Aim:
Every line below that mentions the word "precipitation" should be copied out.

┌──

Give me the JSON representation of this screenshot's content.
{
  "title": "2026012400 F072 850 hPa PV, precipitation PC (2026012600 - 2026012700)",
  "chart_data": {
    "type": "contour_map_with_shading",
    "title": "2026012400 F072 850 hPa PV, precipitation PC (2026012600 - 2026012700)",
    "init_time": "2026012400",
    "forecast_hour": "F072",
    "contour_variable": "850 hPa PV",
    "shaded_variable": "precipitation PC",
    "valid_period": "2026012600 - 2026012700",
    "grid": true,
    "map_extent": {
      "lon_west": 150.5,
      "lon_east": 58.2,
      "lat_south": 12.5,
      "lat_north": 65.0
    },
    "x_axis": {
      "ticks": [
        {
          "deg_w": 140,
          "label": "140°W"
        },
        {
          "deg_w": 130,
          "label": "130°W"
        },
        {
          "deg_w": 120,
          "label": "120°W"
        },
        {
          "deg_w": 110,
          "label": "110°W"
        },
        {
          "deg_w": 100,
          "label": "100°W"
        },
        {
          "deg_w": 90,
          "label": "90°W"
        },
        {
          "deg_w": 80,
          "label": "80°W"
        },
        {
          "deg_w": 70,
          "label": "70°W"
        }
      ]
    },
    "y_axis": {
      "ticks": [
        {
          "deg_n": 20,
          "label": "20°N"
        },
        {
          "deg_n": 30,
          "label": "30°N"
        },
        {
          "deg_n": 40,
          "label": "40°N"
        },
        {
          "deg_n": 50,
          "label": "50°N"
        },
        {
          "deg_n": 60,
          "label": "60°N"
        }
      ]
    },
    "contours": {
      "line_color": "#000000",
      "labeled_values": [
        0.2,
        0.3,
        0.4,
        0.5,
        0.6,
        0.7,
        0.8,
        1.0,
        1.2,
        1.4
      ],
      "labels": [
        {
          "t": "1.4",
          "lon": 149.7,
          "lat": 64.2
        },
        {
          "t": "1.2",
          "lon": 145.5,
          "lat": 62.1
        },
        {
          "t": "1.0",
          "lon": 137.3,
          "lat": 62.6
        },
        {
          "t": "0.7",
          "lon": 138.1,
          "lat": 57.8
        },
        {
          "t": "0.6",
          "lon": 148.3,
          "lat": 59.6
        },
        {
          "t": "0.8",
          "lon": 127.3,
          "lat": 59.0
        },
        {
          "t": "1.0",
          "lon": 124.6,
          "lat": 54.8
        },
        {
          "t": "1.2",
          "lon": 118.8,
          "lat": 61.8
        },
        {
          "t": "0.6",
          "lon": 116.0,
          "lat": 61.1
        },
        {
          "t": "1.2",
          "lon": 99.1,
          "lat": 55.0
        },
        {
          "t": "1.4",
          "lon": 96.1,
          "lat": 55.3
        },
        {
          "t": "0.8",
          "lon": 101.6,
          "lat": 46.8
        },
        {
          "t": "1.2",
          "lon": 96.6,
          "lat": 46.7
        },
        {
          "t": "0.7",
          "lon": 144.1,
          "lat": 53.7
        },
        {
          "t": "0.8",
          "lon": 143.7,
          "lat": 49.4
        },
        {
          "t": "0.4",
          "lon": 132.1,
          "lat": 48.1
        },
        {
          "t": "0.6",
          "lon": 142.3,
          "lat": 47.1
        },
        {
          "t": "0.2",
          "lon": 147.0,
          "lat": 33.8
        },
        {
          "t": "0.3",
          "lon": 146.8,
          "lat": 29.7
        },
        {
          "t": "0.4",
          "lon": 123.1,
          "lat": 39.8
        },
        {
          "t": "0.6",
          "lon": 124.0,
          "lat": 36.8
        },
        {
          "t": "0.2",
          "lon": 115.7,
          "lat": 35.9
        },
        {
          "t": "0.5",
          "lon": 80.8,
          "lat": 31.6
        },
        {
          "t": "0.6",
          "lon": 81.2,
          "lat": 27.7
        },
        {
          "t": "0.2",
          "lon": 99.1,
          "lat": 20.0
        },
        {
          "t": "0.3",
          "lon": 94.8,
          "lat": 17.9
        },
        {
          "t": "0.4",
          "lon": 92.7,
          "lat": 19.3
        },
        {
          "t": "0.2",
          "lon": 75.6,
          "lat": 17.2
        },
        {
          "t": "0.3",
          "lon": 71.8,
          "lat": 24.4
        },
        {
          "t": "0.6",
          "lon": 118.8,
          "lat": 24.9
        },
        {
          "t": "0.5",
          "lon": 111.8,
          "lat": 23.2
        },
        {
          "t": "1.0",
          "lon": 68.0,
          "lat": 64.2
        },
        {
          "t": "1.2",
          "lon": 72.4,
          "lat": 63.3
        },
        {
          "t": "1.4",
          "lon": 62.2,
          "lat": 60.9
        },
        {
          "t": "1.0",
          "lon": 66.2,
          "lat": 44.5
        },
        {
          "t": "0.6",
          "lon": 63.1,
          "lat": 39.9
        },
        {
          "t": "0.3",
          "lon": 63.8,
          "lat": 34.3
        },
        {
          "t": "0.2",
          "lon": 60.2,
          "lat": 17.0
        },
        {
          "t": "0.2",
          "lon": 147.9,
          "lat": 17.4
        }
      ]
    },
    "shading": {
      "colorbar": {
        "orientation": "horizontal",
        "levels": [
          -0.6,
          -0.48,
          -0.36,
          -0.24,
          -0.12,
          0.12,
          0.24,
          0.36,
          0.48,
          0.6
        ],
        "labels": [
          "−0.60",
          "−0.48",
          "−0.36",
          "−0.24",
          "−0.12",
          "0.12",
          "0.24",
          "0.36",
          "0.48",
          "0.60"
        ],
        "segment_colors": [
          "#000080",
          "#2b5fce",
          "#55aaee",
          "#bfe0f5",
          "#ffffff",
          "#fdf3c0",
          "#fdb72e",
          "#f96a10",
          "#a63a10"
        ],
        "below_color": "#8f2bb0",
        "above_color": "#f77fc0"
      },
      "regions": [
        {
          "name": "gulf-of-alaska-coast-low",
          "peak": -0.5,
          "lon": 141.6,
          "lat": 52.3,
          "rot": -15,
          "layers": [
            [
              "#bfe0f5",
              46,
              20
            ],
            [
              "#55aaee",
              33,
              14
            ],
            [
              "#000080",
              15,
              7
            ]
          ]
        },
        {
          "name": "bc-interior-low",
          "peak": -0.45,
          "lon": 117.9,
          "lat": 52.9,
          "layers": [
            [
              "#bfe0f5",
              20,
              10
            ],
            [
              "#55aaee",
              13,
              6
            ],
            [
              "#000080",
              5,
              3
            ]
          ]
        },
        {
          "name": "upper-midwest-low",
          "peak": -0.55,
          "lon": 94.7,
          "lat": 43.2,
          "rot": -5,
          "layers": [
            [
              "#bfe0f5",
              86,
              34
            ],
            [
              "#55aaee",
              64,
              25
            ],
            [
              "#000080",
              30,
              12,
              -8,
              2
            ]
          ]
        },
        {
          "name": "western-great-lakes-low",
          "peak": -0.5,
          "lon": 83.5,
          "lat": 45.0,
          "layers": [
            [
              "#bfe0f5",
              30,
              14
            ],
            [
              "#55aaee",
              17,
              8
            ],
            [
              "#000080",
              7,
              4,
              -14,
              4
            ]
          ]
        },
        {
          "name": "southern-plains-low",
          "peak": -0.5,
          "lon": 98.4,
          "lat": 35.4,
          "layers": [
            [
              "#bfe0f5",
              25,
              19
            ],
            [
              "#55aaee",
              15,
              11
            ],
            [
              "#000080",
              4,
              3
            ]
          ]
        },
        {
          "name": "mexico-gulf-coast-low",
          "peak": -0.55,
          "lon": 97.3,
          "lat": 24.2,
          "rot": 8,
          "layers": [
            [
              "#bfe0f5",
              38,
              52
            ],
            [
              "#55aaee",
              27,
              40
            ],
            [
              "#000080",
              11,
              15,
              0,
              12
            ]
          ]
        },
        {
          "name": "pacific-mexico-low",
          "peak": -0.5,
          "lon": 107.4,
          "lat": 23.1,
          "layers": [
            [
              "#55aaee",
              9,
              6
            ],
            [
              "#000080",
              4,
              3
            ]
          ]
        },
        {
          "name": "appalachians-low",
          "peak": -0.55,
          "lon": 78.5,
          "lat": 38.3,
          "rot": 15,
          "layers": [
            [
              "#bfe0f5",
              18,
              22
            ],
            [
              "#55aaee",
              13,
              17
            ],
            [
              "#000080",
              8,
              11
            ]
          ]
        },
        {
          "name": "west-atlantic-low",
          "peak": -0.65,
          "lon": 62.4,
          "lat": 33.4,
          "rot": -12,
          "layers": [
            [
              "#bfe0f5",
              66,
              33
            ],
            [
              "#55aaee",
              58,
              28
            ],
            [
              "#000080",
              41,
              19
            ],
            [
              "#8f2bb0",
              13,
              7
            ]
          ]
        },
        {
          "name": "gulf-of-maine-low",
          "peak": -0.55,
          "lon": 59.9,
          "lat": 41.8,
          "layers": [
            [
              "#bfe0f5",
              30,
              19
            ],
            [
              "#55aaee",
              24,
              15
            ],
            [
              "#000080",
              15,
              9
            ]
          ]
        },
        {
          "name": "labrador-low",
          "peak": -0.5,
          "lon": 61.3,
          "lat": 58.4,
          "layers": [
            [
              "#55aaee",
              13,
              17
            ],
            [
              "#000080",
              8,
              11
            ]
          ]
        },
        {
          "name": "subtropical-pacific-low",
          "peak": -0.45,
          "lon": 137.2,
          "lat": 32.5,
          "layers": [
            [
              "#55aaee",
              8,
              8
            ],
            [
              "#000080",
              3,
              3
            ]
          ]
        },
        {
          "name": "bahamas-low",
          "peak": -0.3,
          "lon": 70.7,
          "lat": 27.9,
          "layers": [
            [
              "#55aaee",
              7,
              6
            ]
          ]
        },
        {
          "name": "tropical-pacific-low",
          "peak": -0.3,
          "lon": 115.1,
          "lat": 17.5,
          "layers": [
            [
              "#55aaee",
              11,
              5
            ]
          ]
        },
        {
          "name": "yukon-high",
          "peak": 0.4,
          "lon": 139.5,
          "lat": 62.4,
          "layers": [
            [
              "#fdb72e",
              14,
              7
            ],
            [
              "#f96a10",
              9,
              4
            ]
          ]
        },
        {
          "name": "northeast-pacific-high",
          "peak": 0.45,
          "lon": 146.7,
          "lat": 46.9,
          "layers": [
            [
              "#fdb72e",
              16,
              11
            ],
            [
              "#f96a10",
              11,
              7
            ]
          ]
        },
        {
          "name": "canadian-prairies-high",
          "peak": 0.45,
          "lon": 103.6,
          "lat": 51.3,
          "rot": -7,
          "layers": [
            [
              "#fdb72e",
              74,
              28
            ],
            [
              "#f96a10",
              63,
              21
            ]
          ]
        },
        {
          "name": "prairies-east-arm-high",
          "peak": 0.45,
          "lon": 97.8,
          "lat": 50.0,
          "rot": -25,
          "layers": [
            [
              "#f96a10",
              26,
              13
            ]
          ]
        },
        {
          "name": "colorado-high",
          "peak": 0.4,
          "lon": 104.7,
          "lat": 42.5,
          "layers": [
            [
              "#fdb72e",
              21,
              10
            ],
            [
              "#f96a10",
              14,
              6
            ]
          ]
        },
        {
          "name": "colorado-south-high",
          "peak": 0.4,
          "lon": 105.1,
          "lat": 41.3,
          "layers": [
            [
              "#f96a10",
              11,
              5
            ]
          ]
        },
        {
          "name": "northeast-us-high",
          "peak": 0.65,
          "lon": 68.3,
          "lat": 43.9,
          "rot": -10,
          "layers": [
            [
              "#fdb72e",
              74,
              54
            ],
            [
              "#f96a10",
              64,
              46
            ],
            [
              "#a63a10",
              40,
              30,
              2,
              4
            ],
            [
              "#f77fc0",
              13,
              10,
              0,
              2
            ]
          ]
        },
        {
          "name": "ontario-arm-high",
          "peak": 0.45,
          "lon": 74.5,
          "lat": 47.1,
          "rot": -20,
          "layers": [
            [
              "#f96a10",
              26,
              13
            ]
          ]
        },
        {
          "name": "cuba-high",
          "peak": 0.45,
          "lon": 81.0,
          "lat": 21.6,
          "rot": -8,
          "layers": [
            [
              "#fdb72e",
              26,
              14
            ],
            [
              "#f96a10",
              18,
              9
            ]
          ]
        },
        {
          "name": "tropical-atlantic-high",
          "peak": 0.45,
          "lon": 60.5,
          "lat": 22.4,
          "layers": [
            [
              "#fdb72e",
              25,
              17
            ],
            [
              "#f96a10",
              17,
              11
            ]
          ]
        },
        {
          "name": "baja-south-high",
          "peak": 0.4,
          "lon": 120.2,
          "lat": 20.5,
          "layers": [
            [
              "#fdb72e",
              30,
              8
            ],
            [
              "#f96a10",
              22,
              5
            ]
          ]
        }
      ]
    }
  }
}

└──

Exercise solution:
  "title": "2026012400 F072 850 hPa PV, precipitation PC (2026012600 - 2026012700)",
    "title": "2026012400 F072 850 hPa PV, precipitation PC (2026012600 - 2026012700)",
    "shaded_variable": "precipitation PC",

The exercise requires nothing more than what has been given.